● **Material for this task**
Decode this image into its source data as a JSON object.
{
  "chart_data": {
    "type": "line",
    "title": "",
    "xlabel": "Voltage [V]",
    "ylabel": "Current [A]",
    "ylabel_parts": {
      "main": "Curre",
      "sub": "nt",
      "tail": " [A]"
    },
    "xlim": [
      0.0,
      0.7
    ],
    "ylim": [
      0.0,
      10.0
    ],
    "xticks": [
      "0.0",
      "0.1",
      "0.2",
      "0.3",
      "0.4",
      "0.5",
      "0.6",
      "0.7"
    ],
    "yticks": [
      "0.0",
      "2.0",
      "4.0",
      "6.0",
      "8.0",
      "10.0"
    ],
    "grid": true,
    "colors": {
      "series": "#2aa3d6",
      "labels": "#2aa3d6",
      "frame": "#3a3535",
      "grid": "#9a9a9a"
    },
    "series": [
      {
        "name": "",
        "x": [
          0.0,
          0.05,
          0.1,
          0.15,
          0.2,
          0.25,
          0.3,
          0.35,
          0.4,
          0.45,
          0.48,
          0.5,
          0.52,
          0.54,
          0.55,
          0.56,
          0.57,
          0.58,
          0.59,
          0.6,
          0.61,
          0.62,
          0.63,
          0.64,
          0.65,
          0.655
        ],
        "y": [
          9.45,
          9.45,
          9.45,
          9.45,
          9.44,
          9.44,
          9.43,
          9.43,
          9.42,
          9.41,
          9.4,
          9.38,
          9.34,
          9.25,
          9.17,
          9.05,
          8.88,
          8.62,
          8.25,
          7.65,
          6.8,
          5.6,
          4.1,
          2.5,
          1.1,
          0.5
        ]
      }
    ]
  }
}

● **What you will do**
Copy each entry exactly, with nothing added or dropped.

● **Exercise answer**
Decode this image into its source data as a JSON object.
{
  "chart_data": {
    "type": "line",
    "title": "",
    "xlabel": "Voltage [V]",
    "ylabel": "Current [A]",
    "ylabel_parts": {
      "main": "Curre",
      "sub": "nt",
      "tail": " [A]"
    },
    "xlim": [
      0.0,
      0.7
    ],
    "ylim": [
      0.0,
      10.0
    ],
    "xticks": [
      "0.0",
      "0.1",
      "0.2",
      "0.3",
      "0.4",
      "0.5",
      "0.6",
      "0.7"
    ],
    "yticks": [
      "0.0",
      "2.0",
      "4.0",
      "6.0",
      "8.0",
      "10.0"
    ],
    "grid": true,
    "colors": {
      "series": "#2aa3d6",
      "labels": "#2aa3d6",
      "frame": "#3a3535",
      "grid": "#9a9a9a"
    },
    "series": [
      {
        "name": "",
        "x": [
          0.0,
          0.05,
          0.1,
          0.15,
          0.2,
          0.25,
          0.3,
          0.35,
          0.4,
          0.45,
          0.48,
          0.5,
          0.52,
          0.54,
          0.55,
          0.56,
          0.57,
          0.58,
          0.59,
          0.6,
          0.61,
          0.62,
          0.63,
          0.64,
          0.65,
          0.655
        ],
        "y": [
          9.45,
          9.45,
          9.45,
          9.45,
          9.44,
          9.44,
          9.43,
          9.43,
          9.42,
          9.41,
          9.4,
          9.38,
          9.34,
          9.25,
          9.17,
          9.05,
          8.88,
          8.62,
          8.25,
          7.65,
          6.8,
          5.6,
          4.1,
          2.5,
          1.1,
          0.5
        ]
      }
    ]
  }
}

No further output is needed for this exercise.